Task details:
Copy the full set of lines exactly as given.

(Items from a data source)
• • • •
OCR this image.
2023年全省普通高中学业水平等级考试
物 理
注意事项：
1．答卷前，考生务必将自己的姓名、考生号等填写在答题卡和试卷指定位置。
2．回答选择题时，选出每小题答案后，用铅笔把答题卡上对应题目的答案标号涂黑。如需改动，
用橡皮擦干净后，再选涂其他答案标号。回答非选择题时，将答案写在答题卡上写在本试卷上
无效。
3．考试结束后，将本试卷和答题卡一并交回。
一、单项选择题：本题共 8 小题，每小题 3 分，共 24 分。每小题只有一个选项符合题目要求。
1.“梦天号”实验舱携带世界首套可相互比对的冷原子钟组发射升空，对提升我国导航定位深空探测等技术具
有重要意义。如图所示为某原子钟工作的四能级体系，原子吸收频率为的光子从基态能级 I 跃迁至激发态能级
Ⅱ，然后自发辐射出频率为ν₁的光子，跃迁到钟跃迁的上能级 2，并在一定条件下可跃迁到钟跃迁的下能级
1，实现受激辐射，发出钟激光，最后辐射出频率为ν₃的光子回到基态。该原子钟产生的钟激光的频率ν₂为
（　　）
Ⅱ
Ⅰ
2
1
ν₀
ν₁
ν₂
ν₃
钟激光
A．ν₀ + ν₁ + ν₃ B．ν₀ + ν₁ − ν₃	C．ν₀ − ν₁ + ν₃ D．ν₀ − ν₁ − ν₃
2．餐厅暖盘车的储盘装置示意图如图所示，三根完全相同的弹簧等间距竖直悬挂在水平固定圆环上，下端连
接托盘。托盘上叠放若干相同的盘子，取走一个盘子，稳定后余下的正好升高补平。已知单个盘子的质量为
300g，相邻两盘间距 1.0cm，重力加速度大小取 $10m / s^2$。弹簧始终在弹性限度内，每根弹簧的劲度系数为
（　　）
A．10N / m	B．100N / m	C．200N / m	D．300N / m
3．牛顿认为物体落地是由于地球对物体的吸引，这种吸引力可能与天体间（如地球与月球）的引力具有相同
• • • •
Output for this exercise:
OCR this image.
2023年全省普通高中学业水平等级考试
物 理
注意事项：
1．答卷前，考生务必将自己的姓名、考生号等填写在答题卡和试卷指定位置。
2．回答选择题时，选出每小题答案后，用铅笔把答题卡上对应题目的答案标号涂黑。如需改动，
用橡皮擦干净后，再选涂其他答案标号。回答非选择题时，将答案写在答题卡上写在本试卷上
无效。
3．考试结束后，将本试卷和答题卡一并交回。
一、单项选择题：本题共 8 小题，每小题 3 分，共 24 分。每小题只有一个选项符合题目要求。
1.“梦天号”实验舱携带世界首套可相互比对的冷原子钟组发射升空，对提升我国导航定位深空探测等技术具
有重要意义。如图所示为某原子钟工作的四能级体系，原子吸收频率为的光子从基态能级 I 跃迁至激发态能级
Ⅱ，然后自发辐射出频率为ν₁的光子，跃迁到钟跃迁的上能级 2，并在一定条件下可跃迁到钟跃迁的下能级
1，实现受激辐射，发出钟激光，最后辐射出频率为ν₃的光子回到基态。该原子钟产生的钟激光的频率ν₂为
（　　）
Ⅱ
Ⅰ
2
1
ν₀
ν₁
ν₂
ν₃
钟激光
A．ν₀ + ν₁ + ν₃ B．ν₀ + ν₁ − ν₃	C．ν₀ − ν₁ + ν₃ D．ν₀ − ν₁ − ν₃
2．餐厅暖盘车的储盘装置示意图如图所示，三根完全相同的弹簧等间距竖直悬挂在水平固定圆环上，下端连
接托盘。托盘上叠放若干相同的盘子，取走一个盘子，稳定后余下的正好升高补平。已知单个盘子的质量为
300g，相邻两盘间距 1.0cm，重力加速度大小取 $10m / s^2$。弹簧始终在弹性限度内，每根弹簧的劲度系数为
（　　）
A．10N / m	B．100N / m	C．200N / m	D．300N / m
3．牛顿认为物体落地是由于地球对物体的吸引，这种吸引力可能与天体间（如地球与月球）的引力具有相同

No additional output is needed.